# Start of Record extracts

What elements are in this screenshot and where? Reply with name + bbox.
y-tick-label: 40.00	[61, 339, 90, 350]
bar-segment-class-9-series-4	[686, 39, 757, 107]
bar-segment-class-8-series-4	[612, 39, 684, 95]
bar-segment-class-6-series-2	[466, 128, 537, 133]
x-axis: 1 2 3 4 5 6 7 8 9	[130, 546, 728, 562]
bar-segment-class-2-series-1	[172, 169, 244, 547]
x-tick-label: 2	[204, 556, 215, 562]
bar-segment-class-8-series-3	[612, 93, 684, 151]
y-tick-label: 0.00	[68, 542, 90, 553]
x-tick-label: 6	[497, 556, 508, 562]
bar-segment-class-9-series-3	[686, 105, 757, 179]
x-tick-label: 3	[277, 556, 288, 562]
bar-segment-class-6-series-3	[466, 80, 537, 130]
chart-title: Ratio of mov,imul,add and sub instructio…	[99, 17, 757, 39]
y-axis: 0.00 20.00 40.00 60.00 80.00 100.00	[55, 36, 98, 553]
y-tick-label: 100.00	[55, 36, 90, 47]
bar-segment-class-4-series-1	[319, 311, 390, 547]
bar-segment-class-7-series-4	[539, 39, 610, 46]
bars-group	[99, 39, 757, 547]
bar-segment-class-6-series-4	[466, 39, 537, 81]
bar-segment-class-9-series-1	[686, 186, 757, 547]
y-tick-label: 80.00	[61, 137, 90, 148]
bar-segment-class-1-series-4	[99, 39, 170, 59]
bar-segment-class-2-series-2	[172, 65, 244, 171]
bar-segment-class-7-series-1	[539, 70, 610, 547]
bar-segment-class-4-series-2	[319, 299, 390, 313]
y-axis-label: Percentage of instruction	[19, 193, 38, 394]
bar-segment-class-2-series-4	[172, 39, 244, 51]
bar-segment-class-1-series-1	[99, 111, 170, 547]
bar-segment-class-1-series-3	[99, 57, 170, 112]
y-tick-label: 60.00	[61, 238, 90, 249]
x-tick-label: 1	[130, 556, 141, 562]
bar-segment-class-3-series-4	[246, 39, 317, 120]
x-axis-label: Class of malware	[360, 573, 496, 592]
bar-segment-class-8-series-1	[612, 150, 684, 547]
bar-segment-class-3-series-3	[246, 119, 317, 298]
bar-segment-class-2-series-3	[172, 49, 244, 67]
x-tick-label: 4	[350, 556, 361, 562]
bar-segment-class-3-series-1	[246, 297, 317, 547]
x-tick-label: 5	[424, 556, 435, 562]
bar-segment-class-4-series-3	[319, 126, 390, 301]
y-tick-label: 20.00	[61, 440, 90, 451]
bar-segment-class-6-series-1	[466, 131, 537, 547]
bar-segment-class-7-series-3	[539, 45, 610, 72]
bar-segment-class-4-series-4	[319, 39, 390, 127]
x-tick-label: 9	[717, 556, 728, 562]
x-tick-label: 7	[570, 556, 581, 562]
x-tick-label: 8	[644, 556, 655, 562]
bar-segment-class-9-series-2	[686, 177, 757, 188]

# End of Record extracts

**Direction**
Copy the items word for word, starting with the first line and ending with the line that holds "x-axis: 1 2". Include both of those lines.

**Solution**
What elements are in this screenshot and where? Reply with name + bbox.
y-tick-label: 40.00	[61, 339, 90, 350]
bar-segment-class-9-series-4	[686, 39, 757, 107]
bar-segment-class-8-series-4	[612, 39, 684, 95]
bar-segment-class-6-series-2	[466, 128, 537, 133]
x-axis: 1 2 3 4 5 6 7 8 9	[130, 546, 728, 562]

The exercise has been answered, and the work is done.